> **Problem**: Extract the data exactly, missing nothing.

> **Data to use**:
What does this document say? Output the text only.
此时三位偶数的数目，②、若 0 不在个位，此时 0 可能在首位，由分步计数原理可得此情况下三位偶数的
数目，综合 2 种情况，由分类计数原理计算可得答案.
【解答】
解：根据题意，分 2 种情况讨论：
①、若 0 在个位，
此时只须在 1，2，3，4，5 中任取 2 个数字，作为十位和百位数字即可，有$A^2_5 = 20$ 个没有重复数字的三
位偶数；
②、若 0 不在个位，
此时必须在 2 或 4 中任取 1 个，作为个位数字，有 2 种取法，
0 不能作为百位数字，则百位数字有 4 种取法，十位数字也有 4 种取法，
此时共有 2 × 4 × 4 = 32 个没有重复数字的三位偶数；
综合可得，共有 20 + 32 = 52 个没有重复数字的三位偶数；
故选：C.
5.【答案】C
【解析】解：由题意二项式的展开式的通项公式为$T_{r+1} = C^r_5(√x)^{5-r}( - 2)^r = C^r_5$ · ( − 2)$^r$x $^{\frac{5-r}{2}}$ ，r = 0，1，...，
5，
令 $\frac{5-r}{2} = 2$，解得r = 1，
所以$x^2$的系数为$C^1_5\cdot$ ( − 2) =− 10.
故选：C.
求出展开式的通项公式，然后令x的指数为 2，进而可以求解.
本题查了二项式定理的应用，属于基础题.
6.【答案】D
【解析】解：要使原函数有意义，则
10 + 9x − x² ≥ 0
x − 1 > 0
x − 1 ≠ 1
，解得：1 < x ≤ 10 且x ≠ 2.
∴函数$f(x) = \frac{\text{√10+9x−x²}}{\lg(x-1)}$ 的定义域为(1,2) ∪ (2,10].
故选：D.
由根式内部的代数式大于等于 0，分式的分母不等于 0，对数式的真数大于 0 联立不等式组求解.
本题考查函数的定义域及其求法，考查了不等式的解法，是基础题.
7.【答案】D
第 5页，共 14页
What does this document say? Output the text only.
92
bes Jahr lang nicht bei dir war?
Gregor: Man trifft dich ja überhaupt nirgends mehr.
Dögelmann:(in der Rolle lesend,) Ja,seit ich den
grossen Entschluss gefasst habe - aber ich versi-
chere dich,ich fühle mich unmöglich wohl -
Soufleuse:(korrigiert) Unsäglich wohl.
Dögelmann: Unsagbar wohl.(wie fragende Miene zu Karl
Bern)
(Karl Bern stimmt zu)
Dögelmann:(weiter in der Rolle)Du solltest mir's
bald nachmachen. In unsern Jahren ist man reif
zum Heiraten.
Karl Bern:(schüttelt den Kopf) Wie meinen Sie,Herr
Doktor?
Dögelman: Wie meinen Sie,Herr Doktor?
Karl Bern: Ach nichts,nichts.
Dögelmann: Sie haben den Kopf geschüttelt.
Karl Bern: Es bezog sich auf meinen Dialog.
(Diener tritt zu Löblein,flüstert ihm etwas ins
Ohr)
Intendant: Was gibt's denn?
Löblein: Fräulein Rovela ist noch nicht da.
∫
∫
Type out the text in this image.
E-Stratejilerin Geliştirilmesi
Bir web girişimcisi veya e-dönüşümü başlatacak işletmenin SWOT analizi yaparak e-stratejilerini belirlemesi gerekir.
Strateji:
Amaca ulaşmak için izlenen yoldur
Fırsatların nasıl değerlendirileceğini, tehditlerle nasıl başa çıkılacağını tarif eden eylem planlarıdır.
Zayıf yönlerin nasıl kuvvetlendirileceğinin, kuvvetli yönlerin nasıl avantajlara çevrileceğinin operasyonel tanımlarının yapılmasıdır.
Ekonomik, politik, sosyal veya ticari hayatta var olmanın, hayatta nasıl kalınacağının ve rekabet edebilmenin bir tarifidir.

> **The output**:
What does this document say? Output the text only.
此时三位偶数的数目，②、若 0 不在个位，此时 0 可能在首位，由分步计数原理可得此情况下三位偶数的
数目，综合 2 种情况，由分类计数原理计算可得答案.
【解答】
解：根据题意，分 2 种情况讨论：
①、若 0 在个位，
此时只须在 1，2，3，4，5 中任取 2 个数字，作为十位和百位数字即可，有$A^2_5 = 20$ 个没有重复数字的三
位偶数；
②、若 0 不在个位，
此时必须在 2 或 4 中任取 1 个，作为个位数字，有 2 种取法，
0 不能作为百位数字，则百位数字有 4 种取法，十位数字也有 4 种取法，
此时共有 2 × 4 × 4 = 32 个没有重复数字的三位偶数；
综合可得，共有 20 + 32 = 52 个没有重复数字的三位偶数；
故选：C.
5.【答案】C
【解析】解：由题意二项式的展开式的通项公式为$T_{r+1} = C^r_5(√x)^{5-r}( - 2)^r = C^r_5$ · ( − 2)$^r$x $^{\frac{5-r}{2}}$ ，r = 0，1，...，
5，
令 $\frac{5-r}{2} = 2$，解得r = 1，
所以$x^2$的系数为$C^1_5\cdot$ ( − 2) =− 10.
故选：C.
求出展开式的通项公式，然后令x的指数为 2，进而可以求解.
本题查了二项式定理的应用，属于基础题.
6.【答案】D
【解析】解：要使原函数有意义，则
10 + 9x − x² ≥ 0
x − 1 > 0
x − 1 ≠ 1
，解得：1 < x ≤ 10 且x ≠ 2.
∴函数$f(x) = \frac{\text{√10+9x−x²}}{\lg(x-1)}$ 的定义域为(1,2) ∪ (2,10].
故选：D.
由根式内部的代数式大于等于 0，分式的分母不等于 0，对数式的真数大于 0 联立不等式组求解.
本题考查函数的定义域及其求法，考查了不等式的解法，是基础题.
7.【答案】D
第 5页，共 14页
What does this document say? Output the text only.
92
bes Jahr lang nicht bei dir war?
Gregor: Man trifft dich ja überhaupt nirgends mehr.
Dögelmann:(in der Rolle lesend,) Ja,seit ich den
grossen Entschluss gefasst habe - aber ich versi-
chere dich,ich fühle mich unmöglich wohl -
Soufleuse:(korrigiert) Unsäglich wohl.
Dögelmann: Unsagbar wohl.(wie fragende Miene zu Karl
Bern)
(Karl Bern stimmt zu)
Dögelmann:(weiter in der Rolle)Du solltest mir's
bald nachmachen. In unsern Jahren ist man reif
zum Heiraten.
Karl Bern:(schüttelt den Kopf) Wie meinen Sie,Herr
Doktor?
Dögelman: Wie meinen Sie,Herr Doktor?
Karl Bern: Ach nichts,nichts.
Dögelmann: Sie haben den Kopf geschüttelt.
Karl Bern: Es bezog sich auf meinen Dialog.
(Diener tritt zu Löblein,flüstert ihm etwas ins
Ohr)
Intendant: Was gibt's denn?
Löblein: Fräulein Rovela ist noch nicht da.
∫
∫
Type out the text in this image.
E-Stratejilerin Geliştirilmesi
Bir web girişimcisi veya e-dönüşümü başlatacak işletmenin SWOT analizi yaparak e-stratejilerini belirlemesi gerekir.
Strateji:
Amaca ulaşmak için izlenen yoldur
Fırsatların nasıl değerlendirileceğini, tehditlerle nasıl başa çıkılacağını tarif eden eylem planlarıdır.
Zayıf yönlerin nasıl kuvvetlendirileceğinin, kuvvetli yönlerin nasıl avantajlara çevrileceğinin operasyonel tanımlarının yapılmasıdır.
Ekonomik, politik, sosyal veya ticari hayatta var olmanın, hayatta nasıl kalınacağının ve rekabet edebilmenin bir tarifidir.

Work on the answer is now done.